# start of Listed records
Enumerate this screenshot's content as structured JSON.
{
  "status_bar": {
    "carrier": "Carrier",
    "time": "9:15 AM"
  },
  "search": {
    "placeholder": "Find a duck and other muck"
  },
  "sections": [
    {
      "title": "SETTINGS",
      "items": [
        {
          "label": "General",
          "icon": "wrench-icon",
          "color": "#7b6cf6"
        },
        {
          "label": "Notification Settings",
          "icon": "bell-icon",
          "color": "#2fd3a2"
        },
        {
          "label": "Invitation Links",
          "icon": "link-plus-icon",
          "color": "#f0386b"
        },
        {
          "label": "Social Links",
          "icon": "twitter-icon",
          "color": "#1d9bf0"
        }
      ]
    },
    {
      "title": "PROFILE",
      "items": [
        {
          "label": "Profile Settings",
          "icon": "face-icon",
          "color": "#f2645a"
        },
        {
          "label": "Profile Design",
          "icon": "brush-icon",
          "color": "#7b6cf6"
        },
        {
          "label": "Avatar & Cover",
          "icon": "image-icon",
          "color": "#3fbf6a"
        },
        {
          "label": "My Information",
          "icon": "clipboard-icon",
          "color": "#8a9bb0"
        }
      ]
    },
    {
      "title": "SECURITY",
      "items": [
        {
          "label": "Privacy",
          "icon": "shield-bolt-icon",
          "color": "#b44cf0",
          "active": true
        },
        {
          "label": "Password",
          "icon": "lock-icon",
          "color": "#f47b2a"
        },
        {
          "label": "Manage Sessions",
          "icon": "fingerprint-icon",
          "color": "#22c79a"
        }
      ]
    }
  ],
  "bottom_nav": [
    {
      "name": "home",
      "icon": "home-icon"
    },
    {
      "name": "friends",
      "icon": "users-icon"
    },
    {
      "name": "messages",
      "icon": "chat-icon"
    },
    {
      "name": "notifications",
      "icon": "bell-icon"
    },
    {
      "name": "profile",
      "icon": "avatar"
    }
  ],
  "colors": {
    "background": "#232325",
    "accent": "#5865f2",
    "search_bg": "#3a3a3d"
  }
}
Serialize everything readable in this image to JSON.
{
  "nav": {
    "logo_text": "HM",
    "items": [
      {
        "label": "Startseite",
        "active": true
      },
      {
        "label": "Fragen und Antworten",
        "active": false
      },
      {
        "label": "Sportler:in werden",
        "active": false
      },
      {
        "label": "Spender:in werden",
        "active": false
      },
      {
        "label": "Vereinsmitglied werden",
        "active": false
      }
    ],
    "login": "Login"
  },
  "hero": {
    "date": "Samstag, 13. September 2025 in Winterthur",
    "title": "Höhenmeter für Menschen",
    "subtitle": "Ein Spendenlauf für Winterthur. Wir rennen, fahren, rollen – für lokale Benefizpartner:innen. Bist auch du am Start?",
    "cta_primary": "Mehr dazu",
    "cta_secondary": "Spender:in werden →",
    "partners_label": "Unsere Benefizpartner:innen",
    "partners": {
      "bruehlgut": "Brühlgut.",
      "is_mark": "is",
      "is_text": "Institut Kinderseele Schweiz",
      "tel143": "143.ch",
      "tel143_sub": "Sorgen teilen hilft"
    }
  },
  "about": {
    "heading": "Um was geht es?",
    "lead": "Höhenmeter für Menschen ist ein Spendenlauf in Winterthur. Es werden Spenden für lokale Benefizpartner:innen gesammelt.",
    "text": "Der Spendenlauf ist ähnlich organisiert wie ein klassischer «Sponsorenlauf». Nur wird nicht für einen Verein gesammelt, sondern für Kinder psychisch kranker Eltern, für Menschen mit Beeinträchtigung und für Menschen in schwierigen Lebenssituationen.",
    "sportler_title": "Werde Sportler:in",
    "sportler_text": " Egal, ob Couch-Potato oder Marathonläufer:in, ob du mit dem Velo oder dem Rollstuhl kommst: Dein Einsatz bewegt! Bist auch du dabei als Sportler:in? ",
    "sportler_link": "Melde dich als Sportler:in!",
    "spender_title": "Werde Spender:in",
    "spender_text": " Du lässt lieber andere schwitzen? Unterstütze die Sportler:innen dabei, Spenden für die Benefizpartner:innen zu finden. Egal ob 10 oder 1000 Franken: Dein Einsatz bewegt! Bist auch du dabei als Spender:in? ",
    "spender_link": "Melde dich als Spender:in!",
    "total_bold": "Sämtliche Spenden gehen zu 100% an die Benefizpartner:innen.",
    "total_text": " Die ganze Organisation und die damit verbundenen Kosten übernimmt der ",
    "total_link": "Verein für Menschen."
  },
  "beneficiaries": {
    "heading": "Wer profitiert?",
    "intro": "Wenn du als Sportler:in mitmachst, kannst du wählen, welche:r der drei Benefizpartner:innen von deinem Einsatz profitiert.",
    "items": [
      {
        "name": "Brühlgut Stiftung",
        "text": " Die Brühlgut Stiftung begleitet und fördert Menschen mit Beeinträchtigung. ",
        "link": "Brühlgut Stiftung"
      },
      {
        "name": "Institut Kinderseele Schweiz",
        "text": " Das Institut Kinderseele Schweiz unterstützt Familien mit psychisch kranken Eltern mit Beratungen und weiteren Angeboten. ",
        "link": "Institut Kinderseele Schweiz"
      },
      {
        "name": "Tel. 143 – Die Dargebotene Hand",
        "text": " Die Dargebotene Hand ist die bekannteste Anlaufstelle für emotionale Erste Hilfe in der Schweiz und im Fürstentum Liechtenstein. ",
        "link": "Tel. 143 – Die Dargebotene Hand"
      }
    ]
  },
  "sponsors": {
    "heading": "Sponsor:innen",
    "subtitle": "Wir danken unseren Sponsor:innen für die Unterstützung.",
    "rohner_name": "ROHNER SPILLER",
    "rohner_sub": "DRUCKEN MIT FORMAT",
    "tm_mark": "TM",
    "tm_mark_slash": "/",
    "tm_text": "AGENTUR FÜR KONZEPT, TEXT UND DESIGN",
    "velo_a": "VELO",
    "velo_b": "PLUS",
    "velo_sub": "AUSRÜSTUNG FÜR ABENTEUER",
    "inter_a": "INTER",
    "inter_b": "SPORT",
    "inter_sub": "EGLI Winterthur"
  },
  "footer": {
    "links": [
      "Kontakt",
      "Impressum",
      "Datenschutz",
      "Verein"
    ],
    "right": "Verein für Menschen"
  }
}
# end of Listed records
--- Task statement ---
Pick out and copy the lines of the material that include the word "heading".

--- Task solution ---
    "heading": "Um was geht es?",
    "heading": "Wer profitiert?",
    "heading": "Sponsor:innen",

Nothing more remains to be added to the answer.